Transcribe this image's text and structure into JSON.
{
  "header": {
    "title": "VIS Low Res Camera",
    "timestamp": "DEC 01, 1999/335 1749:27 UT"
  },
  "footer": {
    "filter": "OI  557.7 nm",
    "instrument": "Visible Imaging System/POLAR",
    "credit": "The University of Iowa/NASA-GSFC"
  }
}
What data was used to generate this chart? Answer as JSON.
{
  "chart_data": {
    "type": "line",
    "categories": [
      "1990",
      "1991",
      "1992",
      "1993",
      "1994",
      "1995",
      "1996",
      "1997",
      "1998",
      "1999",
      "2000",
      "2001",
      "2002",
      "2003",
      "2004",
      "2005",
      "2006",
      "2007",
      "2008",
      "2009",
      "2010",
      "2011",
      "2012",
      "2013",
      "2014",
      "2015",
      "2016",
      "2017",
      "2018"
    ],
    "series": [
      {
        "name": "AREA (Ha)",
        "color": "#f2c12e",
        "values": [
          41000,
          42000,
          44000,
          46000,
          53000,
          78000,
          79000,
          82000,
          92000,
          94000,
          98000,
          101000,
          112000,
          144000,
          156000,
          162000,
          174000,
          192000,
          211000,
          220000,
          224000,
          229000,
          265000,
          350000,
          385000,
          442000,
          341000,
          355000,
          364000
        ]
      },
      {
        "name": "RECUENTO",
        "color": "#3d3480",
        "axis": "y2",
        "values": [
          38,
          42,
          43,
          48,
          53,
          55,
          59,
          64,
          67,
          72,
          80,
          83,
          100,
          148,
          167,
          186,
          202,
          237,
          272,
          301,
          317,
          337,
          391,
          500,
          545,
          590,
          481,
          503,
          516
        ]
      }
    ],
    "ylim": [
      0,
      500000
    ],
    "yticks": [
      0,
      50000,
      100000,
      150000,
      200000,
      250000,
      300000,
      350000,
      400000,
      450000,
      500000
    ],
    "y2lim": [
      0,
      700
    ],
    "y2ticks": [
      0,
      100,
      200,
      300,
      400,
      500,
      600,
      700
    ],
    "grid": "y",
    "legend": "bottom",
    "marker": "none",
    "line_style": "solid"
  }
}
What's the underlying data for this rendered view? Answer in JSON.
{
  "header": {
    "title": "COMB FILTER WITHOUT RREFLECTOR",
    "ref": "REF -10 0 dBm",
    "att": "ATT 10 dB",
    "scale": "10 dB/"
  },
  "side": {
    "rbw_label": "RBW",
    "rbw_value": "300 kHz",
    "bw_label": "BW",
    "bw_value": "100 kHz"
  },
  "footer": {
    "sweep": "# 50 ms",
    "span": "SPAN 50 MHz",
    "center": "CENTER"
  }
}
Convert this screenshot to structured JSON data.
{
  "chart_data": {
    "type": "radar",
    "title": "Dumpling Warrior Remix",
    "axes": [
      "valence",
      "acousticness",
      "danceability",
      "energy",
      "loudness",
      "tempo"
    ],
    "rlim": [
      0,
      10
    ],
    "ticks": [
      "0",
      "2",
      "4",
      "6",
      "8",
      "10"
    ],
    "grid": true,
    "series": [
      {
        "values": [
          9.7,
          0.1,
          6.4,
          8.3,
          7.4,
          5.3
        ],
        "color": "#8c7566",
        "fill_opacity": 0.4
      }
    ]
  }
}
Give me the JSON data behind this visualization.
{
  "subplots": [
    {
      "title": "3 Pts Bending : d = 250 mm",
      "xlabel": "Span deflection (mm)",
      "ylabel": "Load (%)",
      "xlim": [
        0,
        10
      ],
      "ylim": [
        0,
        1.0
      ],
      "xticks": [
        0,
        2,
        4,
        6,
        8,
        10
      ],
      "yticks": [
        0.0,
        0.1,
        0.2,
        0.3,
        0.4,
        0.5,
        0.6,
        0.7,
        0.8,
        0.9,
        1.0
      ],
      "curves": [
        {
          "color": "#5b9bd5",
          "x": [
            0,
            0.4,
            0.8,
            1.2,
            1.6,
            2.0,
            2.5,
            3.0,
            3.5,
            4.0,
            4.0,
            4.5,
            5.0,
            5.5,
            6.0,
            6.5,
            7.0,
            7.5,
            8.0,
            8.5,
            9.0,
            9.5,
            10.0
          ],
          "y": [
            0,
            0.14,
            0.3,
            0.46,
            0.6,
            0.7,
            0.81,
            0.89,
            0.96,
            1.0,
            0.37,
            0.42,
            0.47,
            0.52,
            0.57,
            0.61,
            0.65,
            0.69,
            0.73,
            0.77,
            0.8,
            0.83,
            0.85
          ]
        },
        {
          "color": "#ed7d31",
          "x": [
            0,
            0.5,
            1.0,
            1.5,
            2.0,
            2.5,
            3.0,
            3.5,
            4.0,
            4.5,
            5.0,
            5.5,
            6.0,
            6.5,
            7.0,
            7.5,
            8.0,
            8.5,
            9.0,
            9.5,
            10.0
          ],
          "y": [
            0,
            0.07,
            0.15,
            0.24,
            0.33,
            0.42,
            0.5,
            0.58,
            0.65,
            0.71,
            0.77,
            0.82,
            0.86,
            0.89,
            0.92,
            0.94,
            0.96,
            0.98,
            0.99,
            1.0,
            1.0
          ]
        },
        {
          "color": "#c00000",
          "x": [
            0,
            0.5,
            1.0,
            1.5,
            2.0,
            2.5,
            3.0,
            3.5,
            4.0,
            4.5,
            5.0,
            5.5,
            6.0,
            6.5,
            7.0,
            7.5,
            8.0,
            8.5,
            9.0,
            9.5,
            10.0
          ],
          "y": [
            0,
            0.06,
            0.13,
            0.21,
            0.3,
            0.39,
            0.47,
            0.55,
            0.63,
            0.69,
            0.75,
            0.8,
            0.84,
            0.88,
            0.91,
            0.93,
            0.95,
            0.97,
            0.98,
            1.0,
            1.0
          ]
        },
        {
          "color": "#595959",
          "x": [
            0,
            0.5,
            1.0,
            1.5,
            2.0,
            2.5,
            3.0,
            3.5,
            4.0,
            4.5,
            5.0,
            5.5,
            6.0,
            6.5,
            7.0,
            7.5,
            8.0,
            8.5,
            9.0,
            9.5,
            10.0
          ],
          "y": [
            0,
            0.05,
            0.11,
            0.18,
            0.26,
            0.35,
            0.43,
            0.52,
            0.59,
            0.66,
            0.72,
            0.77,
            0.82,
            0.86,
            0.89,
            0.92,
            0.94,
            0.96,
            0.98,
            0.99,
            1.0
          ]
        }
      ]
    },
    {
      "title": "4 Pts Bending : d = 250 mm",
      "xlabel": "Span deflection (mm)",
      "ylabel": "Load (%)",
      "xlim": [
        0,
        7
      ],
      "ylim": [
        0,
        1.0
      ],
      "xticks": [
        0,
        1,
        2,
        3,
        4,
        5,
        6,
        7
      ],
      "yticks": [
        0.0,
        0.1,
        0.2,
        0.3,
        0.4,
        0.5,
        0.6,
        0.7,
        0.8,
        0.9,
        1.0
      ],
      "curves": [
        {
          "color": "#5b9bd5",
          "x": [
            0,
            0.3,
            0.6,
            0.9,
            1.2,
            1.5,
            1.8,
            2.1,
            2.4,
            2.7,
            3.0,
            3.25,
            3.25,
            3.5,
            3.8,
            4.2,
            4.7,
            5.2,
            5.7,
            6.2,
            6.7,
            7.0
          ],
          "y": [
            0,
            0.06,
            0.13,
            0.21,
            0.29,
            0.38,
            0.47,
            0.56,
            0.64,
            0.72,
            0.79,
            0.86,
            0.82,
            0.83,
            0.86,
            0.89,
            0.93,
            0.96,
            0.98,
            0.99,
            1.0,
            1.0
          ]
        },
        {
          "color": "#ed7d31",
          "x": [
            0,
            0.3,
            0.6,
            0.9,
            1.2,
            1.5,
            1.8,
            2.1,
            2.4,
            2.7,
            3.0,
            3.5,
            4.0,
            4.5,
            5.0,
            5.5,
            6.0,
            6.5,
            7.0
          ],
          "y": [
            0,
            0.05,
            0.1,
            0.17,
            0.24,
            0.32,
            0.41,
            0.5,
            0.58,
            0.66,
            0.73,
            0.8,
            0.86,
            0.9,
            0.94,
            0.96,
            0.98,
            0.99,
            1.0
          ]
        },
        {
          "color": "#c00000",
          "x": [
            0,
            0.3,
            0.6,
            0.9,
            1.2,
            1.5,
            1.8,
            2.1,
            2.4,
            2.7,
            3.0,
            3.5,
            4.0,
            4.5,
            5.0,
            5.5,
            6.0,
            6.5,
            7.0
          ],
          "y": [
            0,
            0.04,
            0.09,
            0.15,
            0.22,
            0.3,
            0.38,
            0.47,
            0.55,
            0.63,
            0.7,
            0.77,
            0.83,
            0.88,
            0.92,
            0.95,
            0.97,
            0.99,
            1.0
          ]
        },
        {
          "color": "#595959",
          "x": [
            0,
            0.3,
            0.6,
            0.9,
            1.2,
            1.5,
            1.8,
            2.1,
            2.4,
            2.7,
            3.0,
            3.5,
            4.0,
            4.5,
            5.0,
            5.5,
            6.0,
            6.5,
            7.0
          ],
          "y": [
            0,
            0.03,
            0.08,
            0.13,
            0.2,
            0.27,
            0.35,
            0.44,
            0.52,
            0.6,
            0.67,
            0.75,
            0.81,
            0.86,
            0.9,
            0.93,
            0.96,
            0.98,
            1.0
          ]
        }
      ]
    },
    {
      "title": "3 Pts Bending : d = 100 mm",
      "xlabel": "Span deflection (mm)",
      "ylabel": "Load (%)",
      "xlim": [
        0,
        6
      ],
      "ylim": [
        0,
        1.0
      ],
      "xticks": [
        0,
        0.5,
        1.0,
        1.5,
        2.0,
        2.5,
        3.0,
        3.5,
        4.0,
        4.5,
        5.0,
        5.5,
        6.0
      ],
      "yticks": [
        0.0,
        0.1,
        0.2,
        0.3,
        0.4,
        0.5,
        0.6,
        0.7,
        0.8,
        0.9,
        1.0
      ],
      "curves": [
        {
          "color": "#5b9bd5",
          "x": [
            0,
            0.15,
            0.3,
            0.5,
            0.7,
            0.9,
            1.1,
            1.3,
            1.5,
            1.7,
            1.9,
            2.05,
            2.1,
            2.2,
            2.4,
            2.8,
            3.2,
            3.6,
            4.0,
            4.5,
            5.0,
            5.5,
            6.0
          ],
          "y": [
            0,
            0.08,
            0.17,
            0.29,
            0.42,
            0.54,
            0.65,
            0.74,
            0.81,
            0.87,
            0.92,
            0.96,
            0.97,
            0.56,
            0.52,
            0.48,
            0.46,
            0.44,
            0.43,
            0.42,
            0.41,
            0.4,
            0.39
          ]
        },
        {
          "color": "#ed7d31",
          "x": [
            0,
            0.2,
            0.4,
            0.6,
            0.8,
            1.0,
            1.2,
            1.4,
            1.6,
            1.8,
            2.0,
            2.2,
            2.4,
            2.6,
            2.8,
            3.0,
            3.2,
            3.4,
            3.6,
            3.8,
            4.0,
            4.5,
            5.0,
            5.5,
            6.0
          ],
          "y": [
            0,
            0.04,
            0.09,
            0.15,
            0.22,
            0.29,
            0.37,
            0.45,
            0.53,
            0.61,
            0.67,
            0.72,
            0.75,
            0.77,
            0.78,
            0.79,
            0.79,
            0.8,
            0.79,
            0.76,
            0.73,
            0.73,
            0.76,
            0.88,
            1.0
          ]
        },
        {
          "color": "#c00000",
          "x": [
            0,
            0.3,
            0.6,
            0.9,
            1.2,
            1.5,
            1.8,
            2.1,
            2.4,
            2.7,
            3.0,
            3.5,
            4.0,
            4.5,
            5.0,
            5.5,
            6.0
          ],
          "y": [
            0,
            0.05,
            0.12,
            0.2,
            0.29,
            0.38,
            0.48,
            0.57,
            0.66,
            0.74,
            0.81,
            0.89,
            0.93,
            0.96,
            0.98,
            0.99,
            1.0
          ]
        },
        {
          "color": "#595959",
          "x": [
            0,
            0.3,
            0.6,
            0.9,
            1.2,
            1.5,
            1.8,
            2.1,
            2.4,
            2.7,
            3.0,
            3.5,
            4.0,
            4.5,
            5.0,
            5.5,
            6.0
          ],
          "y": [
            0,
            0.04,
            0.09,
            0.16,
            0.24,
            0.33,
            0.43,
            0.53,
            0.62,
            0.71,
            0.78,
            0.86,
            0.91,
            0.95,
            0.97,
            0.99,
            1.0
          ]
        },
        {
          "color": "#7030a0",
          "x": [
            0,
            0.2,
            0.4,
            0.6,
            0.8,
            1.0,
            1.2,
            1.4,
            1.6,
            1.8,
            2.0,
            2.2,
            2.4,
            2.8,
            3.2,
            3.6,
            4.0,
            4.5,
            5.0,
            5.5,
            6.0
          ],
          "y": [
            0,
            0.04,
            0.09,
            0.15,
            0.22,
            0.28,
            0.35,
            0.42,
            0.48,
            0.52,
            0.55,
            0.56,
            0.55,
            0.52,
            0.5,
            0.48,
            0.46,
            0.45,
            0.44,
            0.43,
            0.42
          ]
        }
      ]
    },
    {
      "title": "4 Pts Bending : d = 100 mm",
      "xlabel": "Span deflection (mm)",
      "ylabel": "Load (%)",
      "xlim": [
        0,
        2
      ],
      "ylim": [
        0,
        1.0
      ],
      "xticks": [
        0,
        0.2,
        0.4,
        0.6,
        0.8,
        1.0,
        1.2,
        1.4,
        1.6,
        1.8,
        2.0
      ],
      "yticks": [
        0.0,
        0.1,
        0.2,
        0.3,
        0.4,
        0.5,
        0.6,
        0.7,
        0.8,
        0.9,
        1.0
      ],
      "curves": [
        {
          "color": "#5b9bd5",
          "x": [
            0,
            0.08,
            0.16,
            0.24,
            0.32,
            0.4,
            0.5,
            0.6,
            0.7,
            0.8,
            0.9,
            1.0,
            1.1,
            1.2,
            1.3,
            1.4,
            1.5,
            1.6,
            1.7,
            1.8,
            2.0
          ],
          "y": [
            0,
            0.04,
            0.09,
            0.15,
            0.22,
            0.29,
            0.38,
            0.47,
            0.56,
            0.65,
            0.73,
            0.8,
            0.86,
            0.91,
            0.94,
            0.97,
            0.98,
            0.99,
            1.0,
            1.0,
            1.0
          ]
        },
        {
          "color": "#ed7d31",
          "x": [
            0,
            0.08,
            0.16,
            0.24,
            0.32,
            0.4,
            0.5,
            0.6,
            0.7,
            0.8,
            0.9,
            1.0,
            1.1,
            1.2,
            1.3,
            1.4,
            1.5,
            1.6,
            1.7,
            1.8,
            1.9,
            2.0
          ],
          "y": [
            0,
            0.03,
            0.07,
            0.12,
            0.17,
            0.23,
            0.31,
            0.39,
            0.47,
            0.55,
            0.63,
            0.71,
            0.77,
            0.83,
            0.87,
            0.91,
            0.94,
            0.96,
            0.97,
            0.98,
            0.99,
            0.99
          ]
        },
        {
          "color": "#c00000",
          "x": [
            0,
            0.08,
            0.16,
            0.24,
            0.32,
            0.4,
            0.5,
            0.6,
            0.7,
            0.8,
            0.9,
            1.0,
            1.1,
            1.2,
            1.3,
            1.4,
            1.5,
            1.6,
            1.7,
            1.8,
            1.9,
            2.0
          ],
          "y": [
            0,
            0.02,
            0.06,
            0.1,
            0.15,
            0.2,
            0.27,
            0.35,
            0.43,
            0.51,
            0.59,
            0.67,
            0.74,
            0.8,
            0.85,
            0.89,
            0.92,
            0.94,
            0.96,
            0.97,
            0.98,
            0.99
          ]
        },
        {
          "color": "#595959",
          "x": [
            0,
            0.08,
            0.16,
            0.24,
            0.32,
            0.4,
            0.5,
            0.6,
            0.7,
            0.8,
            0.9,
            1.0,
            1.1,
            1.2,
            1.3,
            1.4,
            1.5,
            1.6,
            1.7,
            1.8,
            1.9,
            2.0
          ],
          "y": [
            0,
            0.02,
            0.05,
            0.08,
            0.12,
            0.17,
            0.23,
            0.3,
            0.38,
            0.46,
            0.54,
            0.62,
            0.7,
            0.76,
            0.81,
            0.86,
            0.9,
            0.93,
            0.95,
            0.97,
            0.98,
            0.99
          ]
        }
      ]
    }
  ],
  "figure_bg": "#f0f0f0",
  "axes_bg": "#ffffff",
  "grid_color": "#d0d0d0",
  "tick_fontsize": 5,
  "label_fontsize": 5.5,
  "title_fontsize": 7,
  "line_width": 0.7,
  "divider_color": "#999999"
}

## Task goal
Count the lines that hold the string "Bending", and reply with that number alone.

## Correct response
4